◆ **Work to be completed**: List each line of the data that holds the string "name", please.

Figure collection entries
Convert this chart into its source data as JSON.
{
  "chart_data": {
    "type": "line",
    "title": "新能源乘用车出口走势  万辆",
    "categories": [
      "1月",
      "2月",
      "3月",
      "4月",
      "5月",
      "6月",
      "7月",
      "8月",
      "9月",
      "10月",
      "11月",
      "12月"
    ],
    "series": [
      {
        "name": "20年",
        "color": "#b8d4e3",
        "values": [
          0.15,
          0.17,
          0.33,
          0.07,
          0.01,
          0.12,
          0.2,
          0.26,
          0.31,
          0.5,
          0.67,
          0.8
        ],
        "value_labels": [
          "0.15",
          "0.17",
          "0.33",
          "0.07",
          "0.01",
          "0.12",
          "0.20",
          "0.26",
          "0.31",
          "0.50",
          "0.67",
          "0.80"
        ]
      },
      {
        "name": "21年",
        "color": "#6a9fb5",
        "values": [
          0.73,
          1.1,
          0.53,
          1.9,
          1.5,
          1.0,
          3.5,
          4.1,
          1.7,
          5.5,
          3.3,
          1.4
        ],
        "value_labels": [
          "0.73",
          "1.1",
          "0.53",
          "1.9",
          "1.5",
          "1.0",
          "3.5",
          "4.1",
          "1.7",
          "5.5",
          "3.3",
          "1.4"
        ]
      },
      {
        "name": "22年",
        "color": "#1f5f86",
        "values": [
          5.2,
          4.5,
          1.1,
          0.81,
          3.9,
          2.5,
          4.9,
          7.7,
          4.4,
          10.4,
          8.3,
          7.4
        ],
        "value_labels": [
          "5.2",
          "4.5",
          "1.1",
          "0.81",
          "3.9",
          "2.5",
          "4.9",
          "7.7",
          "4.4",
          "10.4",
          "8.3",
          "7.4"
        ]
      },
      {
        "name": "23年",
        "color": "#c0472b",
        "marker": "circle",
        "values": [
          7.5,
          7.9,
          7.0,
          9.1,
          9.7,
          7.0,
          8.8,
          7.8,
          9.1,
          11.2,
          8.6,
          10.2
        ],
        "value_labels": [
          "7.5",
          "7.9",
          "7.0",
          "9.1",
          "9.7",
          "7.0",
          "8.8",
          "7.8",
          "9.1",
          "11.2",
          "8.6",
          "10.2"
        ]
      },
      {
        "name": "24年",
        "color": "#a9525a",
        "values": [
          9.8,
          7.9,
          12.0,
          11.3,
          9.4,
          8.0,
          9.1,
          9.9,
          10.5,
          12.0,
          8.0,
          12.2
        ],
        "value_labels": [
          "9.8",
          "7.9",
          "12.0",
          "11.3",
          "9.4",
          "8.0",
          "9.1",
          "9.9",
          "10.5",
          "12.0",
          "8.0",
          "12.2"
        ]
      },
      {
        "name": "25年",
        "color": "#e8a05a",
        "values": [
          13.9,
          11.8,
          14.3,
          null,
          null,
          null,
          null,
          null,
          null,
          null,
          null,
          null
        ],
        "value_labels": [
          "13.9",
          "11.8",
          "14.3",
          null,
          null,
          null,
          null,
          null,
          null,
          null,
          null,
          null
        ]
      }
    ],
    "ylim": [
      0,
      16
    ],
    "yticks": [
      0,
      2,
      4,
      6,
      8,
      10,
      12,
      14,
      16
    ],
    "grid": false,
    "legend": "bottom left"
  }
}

◆ **Answer**:
        "name": "20年",
        "name": "21年",
        "name": "22年",
        "name": "23年",
        "name": "24年",
        "name": "25年",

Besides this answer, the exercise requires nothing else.